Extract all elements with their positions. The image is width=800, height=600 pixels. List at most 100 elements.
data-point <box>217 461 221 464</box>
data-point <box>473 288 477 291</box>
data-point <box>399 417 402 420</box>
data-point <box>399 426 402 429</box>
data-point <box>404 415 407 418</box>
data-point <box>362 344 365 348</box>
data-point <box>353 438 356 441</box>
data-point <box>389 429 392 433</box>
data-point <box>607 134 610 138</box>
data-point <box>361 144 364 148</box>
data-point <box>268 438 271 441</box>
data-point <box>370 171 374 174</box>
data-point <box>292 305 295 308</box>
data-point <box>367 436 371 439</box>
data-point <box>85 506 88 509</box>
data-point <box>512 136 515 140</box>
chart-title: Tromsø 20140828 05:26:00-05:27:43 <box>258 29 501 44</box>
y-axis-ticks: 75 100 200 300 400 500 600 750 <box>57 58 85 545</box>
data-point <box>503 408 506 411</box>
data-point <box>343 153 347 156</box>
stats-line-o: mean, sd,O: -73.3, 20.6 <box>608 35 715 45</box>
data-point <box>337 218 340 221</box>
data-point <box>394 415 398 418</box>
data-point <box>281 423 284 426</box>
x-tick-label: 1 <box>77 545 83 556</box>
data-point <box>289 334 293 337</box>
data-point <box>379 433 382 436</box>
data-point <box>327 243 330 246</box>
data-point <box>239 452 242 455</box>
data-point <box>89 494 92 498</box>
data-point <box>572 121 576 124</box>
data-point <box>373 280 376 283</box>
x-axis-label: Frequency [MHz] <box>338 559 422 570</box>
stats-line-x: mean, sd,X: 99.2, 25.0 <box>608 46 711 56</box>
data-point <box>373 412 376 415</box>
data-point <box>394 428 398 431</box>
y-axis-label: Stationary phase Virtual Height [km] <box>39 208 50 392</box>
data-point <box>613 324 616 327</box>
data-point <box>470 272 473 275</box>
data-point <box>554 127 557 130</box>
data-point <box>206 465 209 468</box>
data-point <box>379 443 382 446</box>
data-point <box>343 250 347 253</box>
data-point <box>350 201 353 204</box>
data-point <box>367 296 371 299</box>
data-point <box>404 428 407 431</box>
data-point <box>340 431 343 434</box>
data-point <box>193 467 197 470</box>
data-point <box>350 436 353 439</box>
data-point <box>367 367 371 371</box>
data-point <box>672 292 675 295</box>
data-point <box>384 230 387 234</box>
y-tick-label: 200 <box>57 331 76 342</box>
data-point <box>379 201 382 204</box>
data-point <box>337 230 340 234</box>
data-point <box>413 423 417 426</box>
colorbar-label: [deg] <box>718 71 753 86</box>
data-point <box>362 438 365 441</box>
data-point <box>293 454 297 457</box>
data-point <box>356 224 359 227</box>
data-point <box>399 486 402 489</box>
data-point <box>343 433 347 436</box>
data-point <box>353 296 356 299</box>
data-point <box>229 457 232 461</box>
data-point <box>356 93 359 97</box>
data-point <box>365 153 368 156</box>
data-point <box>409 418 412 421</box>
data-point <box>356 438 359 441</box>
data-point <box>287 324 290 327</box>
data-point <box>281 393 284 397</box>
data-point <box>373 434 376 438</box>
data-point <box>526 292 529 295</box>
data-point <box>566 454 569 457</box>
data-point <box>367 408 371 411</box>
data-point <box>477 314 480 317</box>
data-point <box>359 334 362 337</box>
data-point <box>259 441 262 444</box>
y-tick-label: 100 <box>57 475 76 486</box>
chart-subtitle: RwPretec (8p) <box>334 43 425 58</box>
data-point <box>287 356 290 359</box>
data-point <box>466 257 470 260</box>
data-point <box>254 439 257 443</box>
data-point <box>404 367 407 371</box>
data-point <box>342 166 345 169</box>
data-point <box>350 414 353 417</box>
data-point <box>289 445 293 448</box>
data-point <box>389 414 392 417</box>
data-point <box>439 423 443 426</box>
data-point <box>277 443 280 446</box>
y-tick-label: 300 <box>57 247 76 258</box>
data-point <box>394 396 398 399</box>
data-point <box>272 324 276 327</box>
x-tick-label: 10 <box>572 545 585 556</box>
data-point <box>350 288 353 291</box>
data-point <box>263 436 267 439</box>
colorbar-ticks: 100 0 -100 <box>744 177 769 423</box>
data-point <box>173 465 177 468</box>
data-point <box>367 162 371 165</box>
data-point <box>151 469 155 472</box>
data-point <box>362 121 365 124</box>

==========

**What this task involves:**
Repeat the entries word for word, from the first line through the line containing "data-point <box>370 171 374 174</box>".

**Reply:**
Extract all elements with their positions. The image is width=800, height=600 pixels. List at most 100 elements.
data-point <box>217 461 221 464</box>
data-point <box>473 288 477 291</box>
data-point <box>399 417 402 420</box>
data-point <box>399 426 402 429</box>
data-point <box>404 415 407 418</box>
data-point <box>362 344 365 348</box>
data-point <box>353 438 356 441</box>
data-point <box>389 429 392 433</box>
data-point <box>607 134 610 138</box>
data-point <box>361 144 364 148</box>
data-point <box>268 438 271 441</box>
data-point <box>370 171 374 174</box>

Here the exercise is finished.